Repeat the listing word for word. No pictures belong in the copy.

+++

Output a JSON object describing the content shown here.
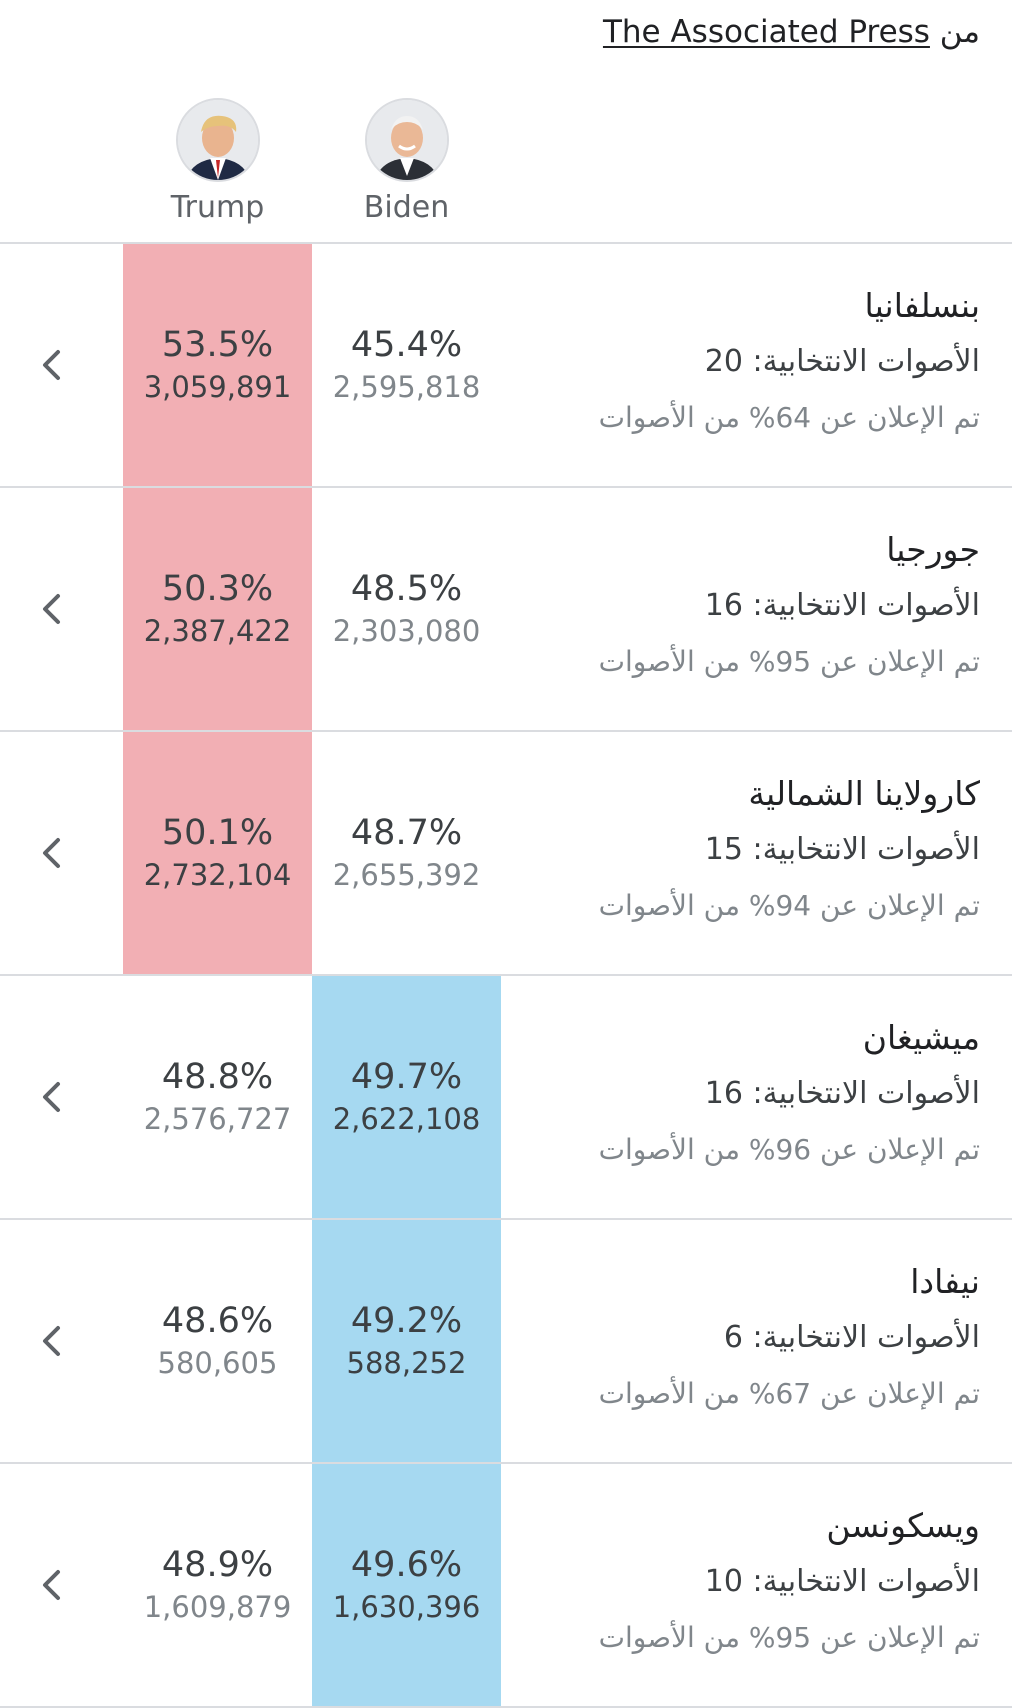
{
  "source": {
    "prefix": "من",
    "name": "The Associated Press"
  },
  "candidates": [
    {
      "name": "Trump",
      "party": "republican",
      "win_color": "#f2afb4"
    },
    {
      "name": "Biden",
      "party": "democrat",
      "win_color": "#a6d9f1"
    }
  ],
  "states": [
    {
      "name": "بنسلفانيا",
      "electoral": "الأصوات الانتخابية: 20",
      "reported": "تم الإعلان عن 64% من الأصوات",
      "trump": {
        "pct": "53.5%",
        "votes": "3,059,891"
      },
      "biden": {
        "pct": "45.4%",
        "votes": "2,595,818"
      },
      "leader": "trump"
    },
    {
      "name": "جورجيا",
      "electoral": "الأصوات الانتخابية: 16",
      "reported": "تم الإعلان عن 95% من الأصوات",
      "trump": {
        "pct": "50.3%",
        "votes": "2,387,422"
      },
      "biden": {
        "pct": "48.5%",
        "votes": "2,303,080"
      },
      "leader": "trump"
    },
    {
      "name": "كارولاينا الشمالية",
      "electoral": "الأصوات الانتخابية: 15",
      "reported": "تم الإعلان عن 94% من الأصوات",
      "trump": {
        "pct": "50.1%",
        "votes": "2,732,104"
      },
      "biden": {
        "pct": "48.7%",
        "votes": "2,655,392"
      },
      "leader": "trump"
    },
    {
      "name": "ميشيغان",
      "electoral": "الأصوات الانتخابية: 16",
      "reported": "تم الإعلان عن 96% من الأصوات",
      "trump": {
        "pct": "48.8%",
        "votes": "2,576,727"
      },
      "biden": {
        "pct": "49.7%",
        "votes": "2,622,108"
      },
      "leader": "biden"
    },
    {
      "name": "نيفادا",
      "electoral": "الأصوات الانتخابية: 6",
      "reported": "تم الإعلان عن 67% من الأصوات",
      "trump": {
        "pct": "48.6%",
        "votes": "580,605"
      },
      "biden": {
        "pct": "49.2%",
        "votes": "588,252"
      },
      "leader": "biden"
    },
    {
      "name": "ويسكونسن",
      "electoral": "الأصوات الانتخابية: 10",
      "reported": "تم الإعلان عن 95% من الأصوات",
      "trump": {
        "pct": "48.9%",
        "votes": "1,609,879"
      },
      "biden": {
        "pct": "49.6%",
        "votes": "1,630,396"
      },
      "leader": "biden"
    }
  ],
  "icons": {
    "expand": "chevron-left-icon"
  }
}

+++

◆ **Answer to this exercise**
Output a JSON object describing the content shown here.
{
  "source": {
    "prefix": "من",
    "name": "The Associated Press"
  },
  "candidates": [
    {
      "name": "Trump",
      "party": "republican",
      "win_color": "#f2afb4"
    },
    {
      "name": "Biden",
      "party": "democrat",
      "win_color": "#a6d9f1"
    }
  ],
  "states": [
    {
      "name": "بنسلفانيا",
      "electoral": "الأصوات الانتخابية: 20",
      "reported": "تم الإعلان عن 64% من الأصوات",
      "trump": {
        "pct": "53.5%",
        "votes": "3,059,891"
      },
      "biden": {
        "pct": "45.4%",
        "votes": "2,595,818"
      },
      "leader": "trump"
    },
    {
      "name": "جورجيا",
      "electoral": "الأصوات الانتخابية: 16",
      "reported": "تم الإعلان عن 95% من الأصوات",
      "trump": {
        "pct": "50.3%",
        "votes": "2,387,422"
      },
      "biden": {
        "pct": "48.5%",
        "votes": "2,303,080"
      },
      "leader": "trump"
    },
    {
      "name": "كارولاينا الشمالية",
      "electoral": "الأصوات الانتخابية: 15",
      "reported": "تم الإعلان عن 94% من الأصوات",
      "trump": {
        "pct": "50.1%",
        "votes": "2,732,104"
      },
      "biden": {
        "pct": "48.7%",
        "votes": "2,655,392"
      },
      "leader": "trump"
    },
    {
      "name": "ميشيغان",
      "electoral": "الأصوات الانتخابية: 16",
      "reported": "تم الإعلان عن 96% من الأصوات",
      "trump": {
        "pct": "48.8%",
        "votes": "2,576,727"
      },
      "biden": {
        "pct": "49.7%",
        "votes": "2,622,108"
      },
      "leader": "biden"
    },
    {
      "name": "نيفادا",
      "electoral": "الأصوات الانتخابية: 6",
      "reported": "تم الإعلان عن 67% من الأصوات",
      "trump": {
        "pct": "48.6%",
        "votes": "580,605"
      },
      "biden": {
        "pct": "49.2%",
        "votes": "588,252"
      },
      "leader": "biden"
    },
    {
      "name": "ويسكونسن",
      "electoral": "الأصوات الانتخابية: 10",
      "reported": "تم الإعلان عن 95% من الأصوات",
      "trump": {
        "pct": "48.9%",
        "votes": "1,609,879"
      },
      "biden": {
        "pct": "49.6%",
        "votes": "1,630,396"
      },
      "leader": "biden"
    }
  ],
  "icons": {
    "expand": "chevron-left-icon"
  }
}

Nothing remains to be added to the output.